**Brief:** Report only the number of lines in this material that include "Siedlung".

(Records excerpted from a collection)
_____

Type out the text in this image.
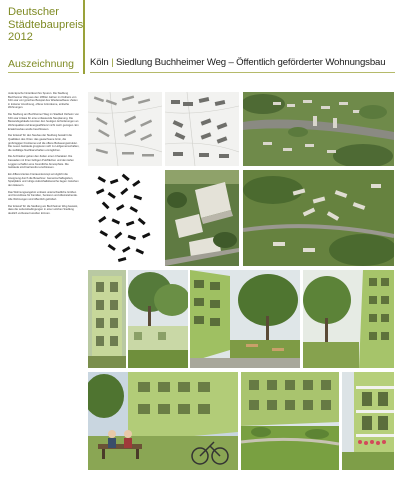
Deutscher
Städtebaupreis
2012
Auszeichnung Köln | Siedlung Buchheimer Weg – Öffentlich geförderter Wohnungsbau

Jede Epoche hinterlässt ihre Spuren. Die Siedlung Buchheimer Weg aus den 1950er Jahren im Ostheim von Köln war ein typisches Beispiel des Wiederaufbaus: Zeilen in lockerer Anordnung, offene Grünräume, einfache Wohnungen.

Die Siedlung am Buchheimer Weg im Stadtteil Ostheim von Köln war Anlass für eine umfassende Neuplanung. Die Bestandsgebäude konnten den heutigen Anforderungen an Wohnqualität und Energieeffizienz nicht mehr genügen. Ein Ersatzneubau wurde beschlossen.

Der Entwurf für den Neubau der Siedlung bewahrt die Qualitäten des Ortes: das gewachsene Grün, die großzügigen Freiräume und die offene Bebauungsstruktur. Die neuen Gebäude gruppieren sich zu Hofgemeinschaften, die vielfältige Nachbarschaften ermöglichen.

Die Architektur geben den Zeilen einen Charakter. Die Fassaden mit ihren farbigen Putzflächen und den tiefen Loggien schaffen eine freundliche Atmosphäre. Die Gebäude sind barrierefrei erschlossen.

Ein differenziertes Freiraumkonzept ermöglicht die Aneignung durch die Bewohner. Gemeinschaftsgärten, Spielplätze und ruhige Aufenthaltsbereiche liegen zwischen den Häusern.

Das Wohnungsangebot umfasst unterschiedliche Größen und Grundrisse für Familien, Senioren und Alleinstehende. Alle Wohnungen sind öffentlich gefördert.

Der Entwurf für die Siedlung am Buchheimer Weg beweist, dass die Lebensbedingungen in einer solchen Siedlung deutlich verbessert werden können.
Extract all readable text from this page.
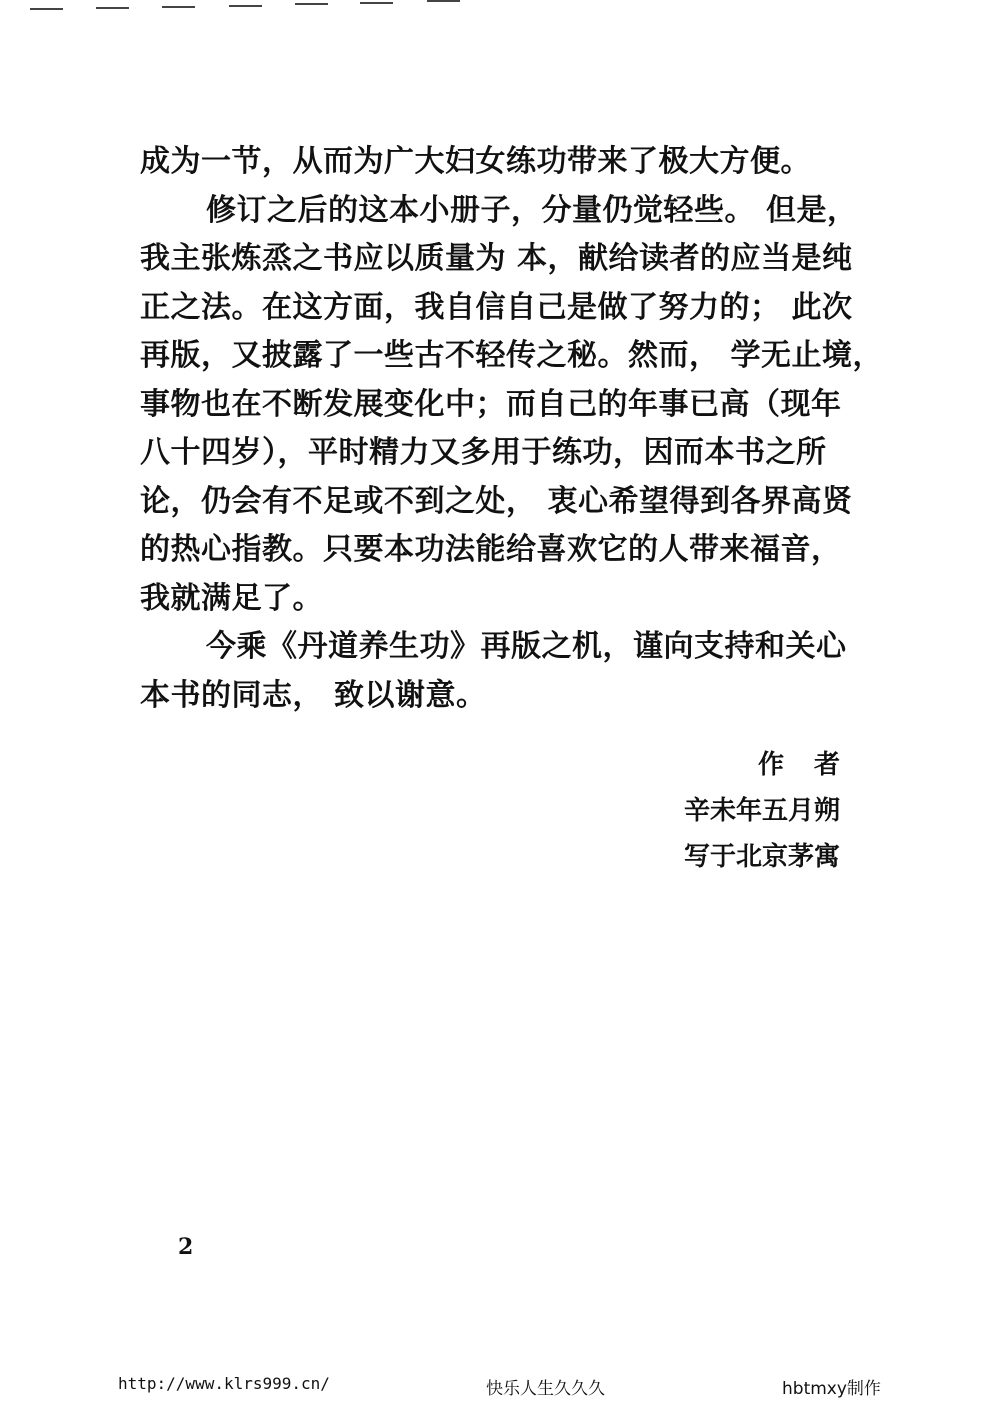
成为一节，从而为广大妇女练功带来了极大方便。
修订之后的这本小册子，分量仍觉轻些。 但是，
我主张炼烝之书应以质量为 本，献给读者的应当是纯
正之法。在这方面，我自信自己是做了努力的； 此次
再版，又披露了一些古不轻传之秘。然而， 学无止境，
事物也在不断发展变化中；而自己的年事已高（现年
八十四岁），平时精力又多用于练功，因而本书之所
论，仍会有不足或不到之处， 衷心希望得到各界高贤
的热心指教。只要本功法能给喜欢它的人带来福音，
我就满足了。
今乘《丹道养生功》再版之机，谨向支持和关心
本书的同志， 致以谢意。
作者
辛未年五月朔
写于北京茅寓
2
http://www.klrs999.cn/	快乐人生久久久	hbtmxy制作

_____

**Result of the exercise:** 5